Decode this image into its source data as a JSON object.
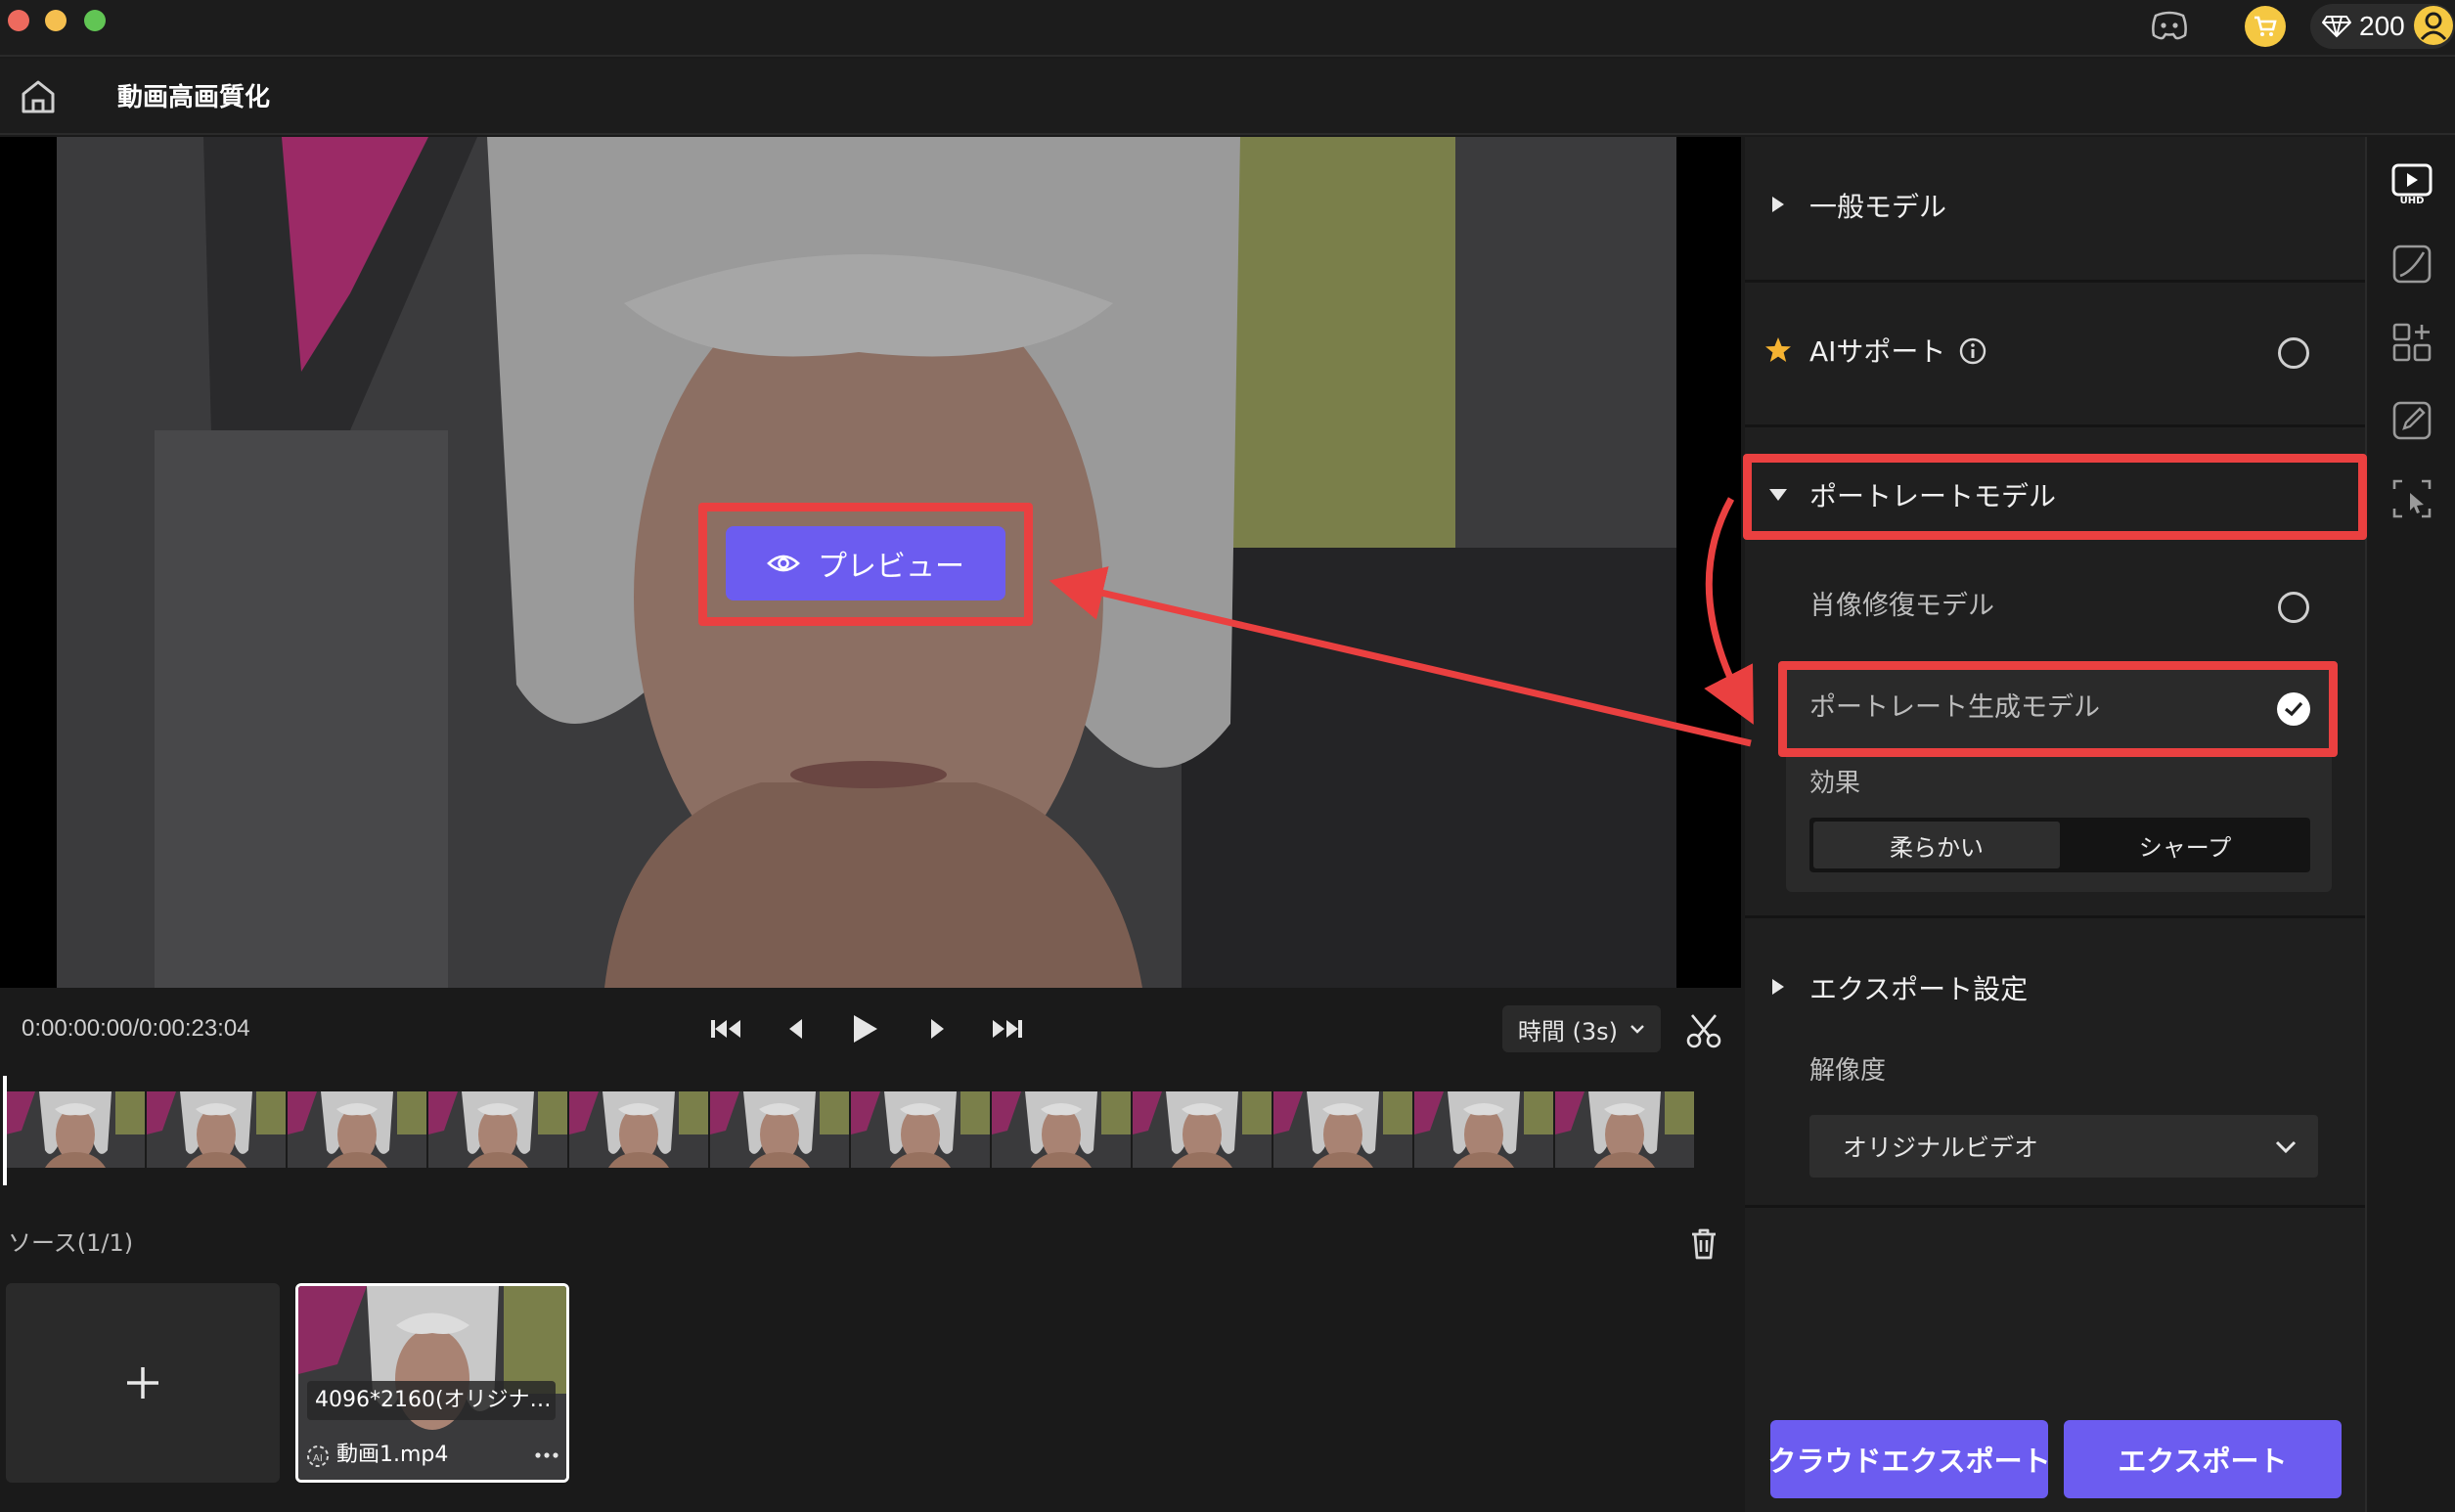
{
  "titlebar": {
    "credits": "200"
  },
  "header": {
    "title": "動画高画質化"
  },
  "preview": {
    "label": "プレビュー"
  },
  "player": {
    "time": "0:00:00:00/0:00:23:04",
    "interval": "時間 (3s)"
  },
  "source": {
    "title": "ソース(1/1)",
    "media": {
      "resolution": "4096*2160(オリジナ…",
      "filename": "動画1.mp4"
    }
  },
  "panel": {
    "general_model": "一般モデル",
    "ai_support": "AIサポート",
    "portrait_model": "ポートレートモデル",
    "options": [
      {
        "label": "肖像修復モデル",
        "selected": false
      },
      {
        "label": "ポートレート生成モデル",
        "selected": true
      }
    ],
    "effect": {
      "label": "効果",
      "choices": [
        "柔らかい",
        "シャープ"
      ],
      "selected": "柔らかい"
    },
    "export_settings": "エクスポート設定",
    "resolution": {
      "label": "解像度",
      "value": "オリジナルビデオ"
    },
    "cloud_export": "クラウドエクスポート",
    "export": "エクスポート"
  },
  "colors": {
    "accent": "#6c5cf0",
    "annotation": "#ea4040",
    "panel_bg": "#1f1f1f"
  },
  "toolbar": {
    "icons": [
      "uhd-video-icon",
      "curve-icon",
      "add-widget-icon",
      "edit-icon",
      "select-enhance-icon"
    ]
  }
}
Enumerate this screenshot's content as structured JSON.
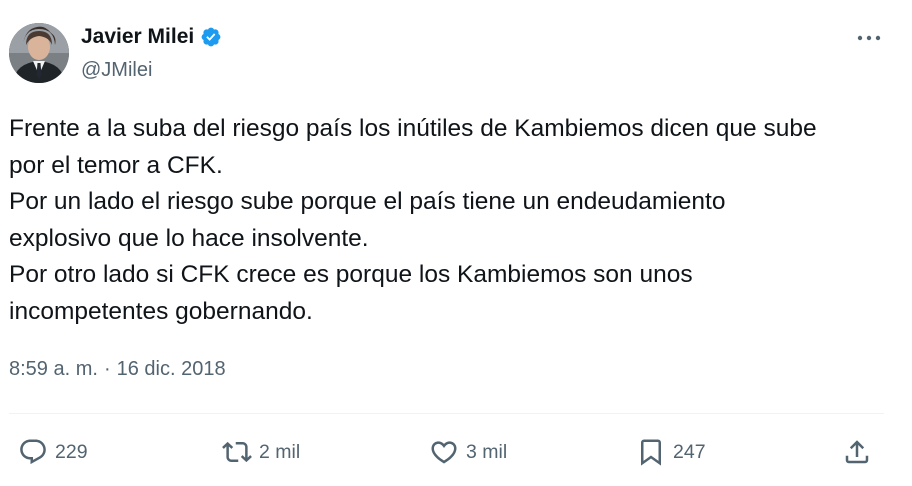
{
  "author": {
    "name": "Javier Milei",
    "handle": "@JMilei",
    "verified": true
  },
  "tweet": {
    "lines": [
      "Frente a la suba del riesgo país los inútiles de Kambiemos dicen que sube",
      "por el temor a CFK.",
      "Por un lado el riesgo sube porque el país tiene un endeudamiento",
      "explosivo que lo hace insolvente.",
      "Por otro lado si CFK crece es porque los Kambiemos son unos",
      "incompetentes gobernando."
    ],
    "time": "8:59 a. m.",
    "separator": "·",
    "date": "16 dic. 2018"
  },
  "actions": {
    "replies": "229",
    "retweets": "2 mil",
    "likes": "3 mil",
    "bookmarks": "247"
  },
  "icons": {
    "verified": "verified-badge-icon",
    "more": "more-options-icon",
    "reply": "reply-icon",
    "retweet": "retweet-icon",
    "like": "like-icon",
    "bookmark": "bookmark-icon",
    "share": "share-icon"
  },
  "colors": {
    "verified_blue": "#1d9bf0",
    "text_primary": "#0f1419",
    "text_secondary": "#536471"
  }
}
┄┄┄┄┄┄┄┄┄┄
▶ What is asked
Give back the entries verbatim. Do not include any picture.

▶ Result of the task
Decode this image into its source data as a JSON object.
{
  "titlebar": {
    "credits": "200"
  },
  "header": {
    "title": "動画高画質化"
  },
  "preview": {
    "label": "プレビュー"
  },
  "player": {
    "time": "0:00:00:00/0:00:23:04",
    "interval": "時間 (3s)"
  },
  "source": {
    "title": "ソース(1/1)",
    "media": {
      "resolution": "4096*2160(オリジナ…",
      "filename": "動画1.mp4"
    }
  },
  "panel": {
    "general_model": "一般モデル",
    "ai_support": "AIサポート",
    "portrait_model": "ポートレートモデル",
    "options": [
      {
        "label": "肖像修復モデル",
        "selected": false
      },
      {
        "label": "ポートレート生成モデル",
        "selected": true
      }
    ],
    "effect": {
      "label": "効果",
      "choices": [
        "柔らかい",
        "シャープ"
      ],
      "selected": "柔らかい"
    },
    "export_settings": "エクスポート設定",
    "resolution": {
      "label": "解像度",
      "value": "オリジナルビデオ"
    },
    "cloud_export": "クラウドエクスポート",
    "export": "エクスポート"
  },
  "colors": {
    "accent": "#6c5cf0",
    "annotation": "#ea4040",
    "panel_bg": "#1f1f1f"
  },
  "toolbar": {
    "icons": [
      "uhd-video-icon",
      "curve-icon",
      "add-widget-icon",
      "edit-icon",
      "select-enhance-icon"
    ]
  }
}
Enumerate this screenshot's content as structured JSON.
{
  "author": {
    "name": "Javier Milei",
    "handle": "@JMilei",
    "verified": true
  },
  "tweet": {
    "lines": [
      "Frente a la suba del riesgo país los inútiles de Kambiemos dicen que sube",
      "por el temor a CFK.",
      "Por un lado el riesgo sube porque el país tiene un endeudamiento",
      "explosivo que lo hace insolvente.",
      "Por otro lado si CFK crece es porque los Kambiemos son unos",
      "incompetentes gobernando."
    ],
    "time": "8:59 a. m.",
    "separator": "·",
    "date": "16 dic. 2018"
  },
  "actions": {
    "replies": "229",
    "retweets": "2 mil",
    "likes": "3 mil",
    "bookmarks": "247"
  },
  "icons": {
    "verified": "verified-badge-icon",
    "more": "more-options-icon",
    "reply": "reply-icon",
    "retweet": "retweet-icon",
    "like": "like-icon",
    "bookmark": "bookmark-icon",
    "share": "share-icon"
  },
  "colors": {
    "verified_blue": "#1d9bf0",
    "text_primary": "#0f1419",
    "text_secondary": "#536471"
  }
}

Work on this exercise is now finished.